Extract the line that contains "Convert this screenshot" and every line after it through the end of the records below, exactly as written, leaving out any pictures.

* Begin RECORD SET *

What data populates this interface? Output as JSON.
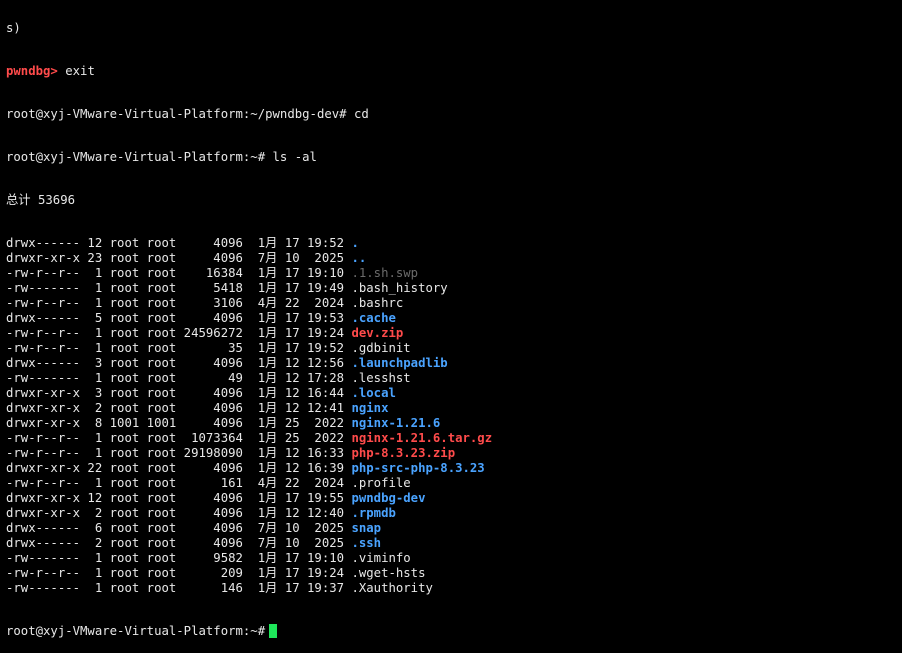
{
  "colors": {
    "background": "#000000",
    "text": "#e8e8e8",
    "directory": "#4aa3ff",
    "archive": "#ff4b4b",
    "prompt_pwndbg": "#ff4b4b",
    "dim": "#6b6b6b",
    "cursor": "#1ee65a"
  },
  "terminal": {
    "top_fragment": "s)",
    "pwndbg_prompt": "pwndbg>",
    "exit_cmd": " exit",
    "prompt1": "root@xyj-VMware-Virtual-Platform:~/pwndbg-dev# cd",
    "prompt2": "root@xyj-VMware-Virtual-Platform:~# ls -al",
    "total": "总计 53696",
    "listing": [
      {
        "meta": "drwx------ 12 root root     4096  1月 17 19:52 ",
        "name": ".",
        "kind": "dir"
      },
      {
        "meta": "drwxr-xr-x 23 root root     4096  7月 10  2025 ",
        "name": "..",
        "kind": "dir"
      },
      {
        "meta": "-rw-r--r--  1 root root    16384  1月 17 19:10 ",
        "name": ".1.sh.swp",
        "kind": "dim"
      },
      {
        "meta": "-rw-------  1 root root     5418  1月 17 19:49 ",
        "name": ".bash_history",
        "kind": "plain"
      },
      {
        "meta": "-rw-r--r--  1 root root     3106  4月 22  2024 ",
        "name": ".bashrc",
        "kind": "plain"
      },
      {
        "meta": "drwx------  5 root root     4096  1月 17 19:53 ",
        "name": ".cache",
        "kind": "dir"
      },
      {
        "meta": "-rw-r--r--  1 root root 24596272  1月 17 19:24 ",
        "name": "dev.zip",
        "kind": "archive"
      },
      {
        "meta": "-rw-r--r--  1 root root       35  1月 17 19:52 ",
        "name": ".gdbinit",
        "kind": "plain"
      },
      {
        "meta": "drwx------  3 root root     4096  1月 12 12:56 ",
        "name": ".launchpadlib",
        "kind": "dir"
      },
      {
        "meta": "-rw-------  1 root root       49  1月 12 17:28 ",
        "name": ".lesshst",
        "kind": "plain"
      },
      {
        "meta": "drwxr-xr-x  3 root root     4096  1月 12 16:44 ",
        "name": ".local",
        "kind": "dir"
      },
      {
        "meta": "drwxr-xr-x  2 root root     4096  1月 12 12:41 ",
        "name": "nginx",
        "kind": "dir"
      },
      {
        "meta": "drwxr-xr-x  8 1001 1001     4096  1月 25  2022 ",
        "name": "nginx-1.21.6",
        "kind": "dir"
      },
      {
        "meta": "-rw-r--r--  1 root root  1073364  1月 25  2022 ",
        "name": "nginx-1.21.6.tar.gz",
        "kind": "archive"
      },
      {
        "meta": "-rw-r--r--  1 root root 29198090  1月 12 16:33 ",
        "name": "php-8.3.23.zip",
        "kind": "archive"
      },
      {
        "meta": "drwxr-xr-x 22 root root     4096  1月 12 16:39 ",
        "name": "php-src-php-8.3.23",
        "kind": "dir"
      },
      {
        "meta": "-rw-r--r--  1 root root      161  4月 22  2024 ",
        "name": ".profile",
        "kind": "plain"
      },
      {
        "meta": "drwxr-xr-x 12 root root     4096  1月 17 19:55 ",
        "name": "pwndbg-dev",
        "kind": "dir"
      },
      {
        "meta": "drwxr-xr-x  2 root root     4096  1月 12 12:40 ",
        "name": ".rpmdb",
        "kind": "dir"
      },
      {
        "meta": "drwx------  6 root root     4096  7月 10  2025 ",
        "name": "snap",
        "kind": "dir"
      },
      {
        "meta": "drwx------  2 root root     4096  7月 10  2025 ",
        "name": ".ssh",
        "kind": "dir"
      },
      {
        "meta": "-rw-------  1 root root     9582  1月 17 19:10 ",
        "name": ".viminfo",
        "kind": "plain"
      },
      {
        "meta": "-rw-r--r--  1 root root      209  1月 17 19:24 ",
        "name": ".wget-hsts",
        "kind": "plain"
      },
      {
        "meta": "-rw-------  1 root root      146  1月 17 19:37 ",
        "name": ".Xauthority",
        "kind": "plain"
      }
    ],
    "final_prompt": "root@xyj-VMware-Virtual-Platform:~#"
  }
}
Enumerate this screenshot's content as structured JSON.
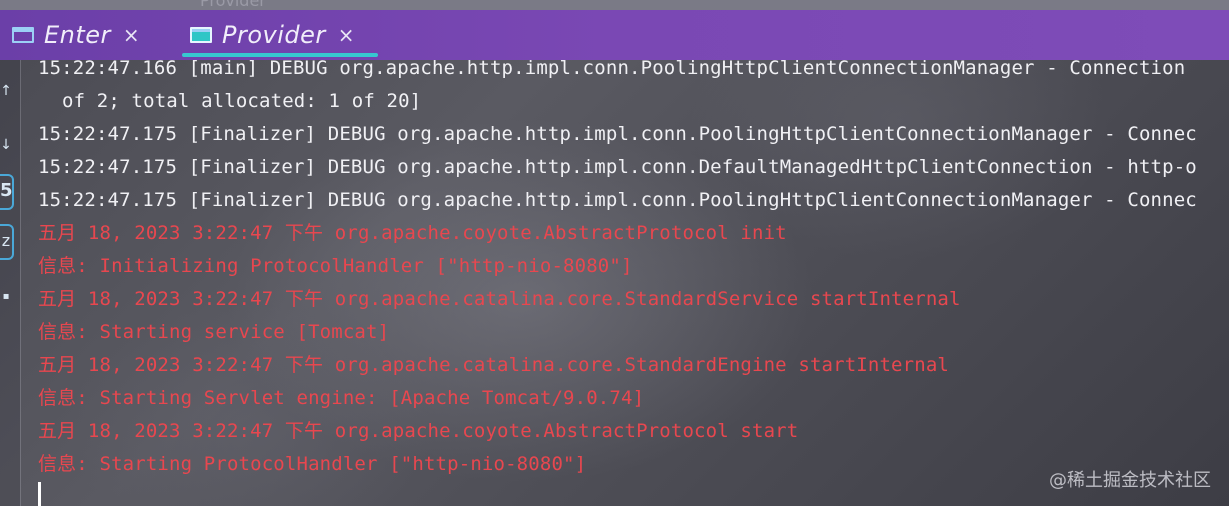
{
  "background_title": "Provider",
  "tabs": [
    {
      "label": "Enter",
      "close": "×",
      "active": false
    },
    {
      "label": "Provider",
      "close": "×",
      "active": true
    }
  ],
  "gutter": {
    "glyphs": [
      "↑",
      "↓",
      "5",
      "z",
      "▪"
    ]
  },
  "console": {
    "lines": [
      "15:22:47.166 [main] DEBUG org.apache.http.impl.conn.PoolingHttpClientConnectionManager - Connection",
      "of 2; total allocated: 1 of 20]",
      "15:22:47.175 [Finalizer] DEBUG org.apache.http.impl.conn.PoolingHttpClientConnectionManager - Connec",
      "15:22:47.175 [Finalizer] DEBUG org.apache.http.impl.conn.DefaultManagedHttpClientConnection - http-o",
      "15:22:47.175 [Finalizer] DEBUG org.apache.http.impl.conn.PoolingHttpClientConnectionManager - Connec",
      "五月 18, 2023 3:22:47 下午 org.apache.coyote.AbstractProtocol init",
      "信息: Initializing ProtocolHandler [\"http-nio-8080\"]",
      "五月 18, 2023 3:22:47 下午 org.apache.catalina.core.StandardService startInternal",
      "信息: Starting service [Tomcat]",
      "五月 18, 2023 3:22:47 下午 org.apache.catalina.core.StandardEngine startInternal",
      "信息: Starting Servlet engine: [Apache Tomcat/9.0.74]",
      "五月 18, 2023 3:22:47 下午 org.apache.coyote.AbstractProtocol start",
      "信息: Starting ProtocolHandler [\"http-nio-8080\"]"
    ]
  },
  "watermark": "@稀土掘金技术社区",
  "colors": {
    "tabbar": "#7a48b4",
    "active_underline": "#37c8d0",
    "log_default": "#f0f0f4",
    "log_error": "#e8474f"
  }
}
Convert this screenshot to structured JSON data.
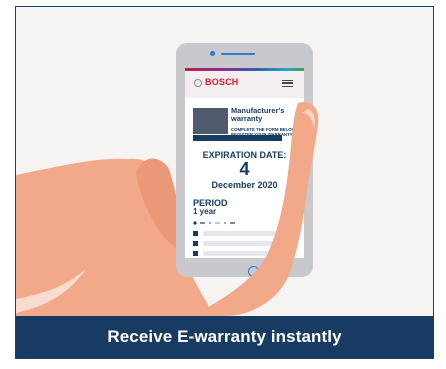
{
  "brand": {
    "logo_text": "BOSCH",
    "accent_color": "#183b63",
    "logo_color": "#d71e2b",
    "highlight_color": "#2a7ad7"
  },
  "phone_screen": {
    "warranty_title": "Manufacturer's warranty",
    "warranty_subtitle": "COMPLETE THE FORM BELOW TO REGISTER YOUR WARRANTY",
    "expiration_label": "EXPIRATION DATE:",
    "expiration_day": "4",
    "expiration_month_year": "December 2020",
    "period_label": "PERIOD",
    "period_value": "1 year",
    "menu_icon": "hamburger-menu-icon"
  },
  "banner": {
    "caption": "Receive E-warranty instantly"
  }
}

* End RECORD SET *

→ COMPLETED TASK:
Convert this screenshot to structured JSON data.
{
  "brand": {
    "logo_text": "BOSCH",
    "accent_color": "#183b63",
    "logo_color": "#d71e2b",
    "highlight_color": "#2a7ad7"
  },
  "phone_screen": {
    "warranty_title": "Manufacturer's warranty",
    "warranty_subtitle": "COMPLETE THE FORM BELOW TO REGISTER YOUR WARRANTY",
    "expiration_label": "EXPIRATION DATE:",
    "expiration_day": "4",
    "expiration_month_year": "December 2020",
    "period_label": "PERIOD",
    "period_value": "1 year",
    "menu_icon": "hamburger-menu-icon"
  },
  "banner": {
    "caption": "Receive E-warranty instantly"
  }
}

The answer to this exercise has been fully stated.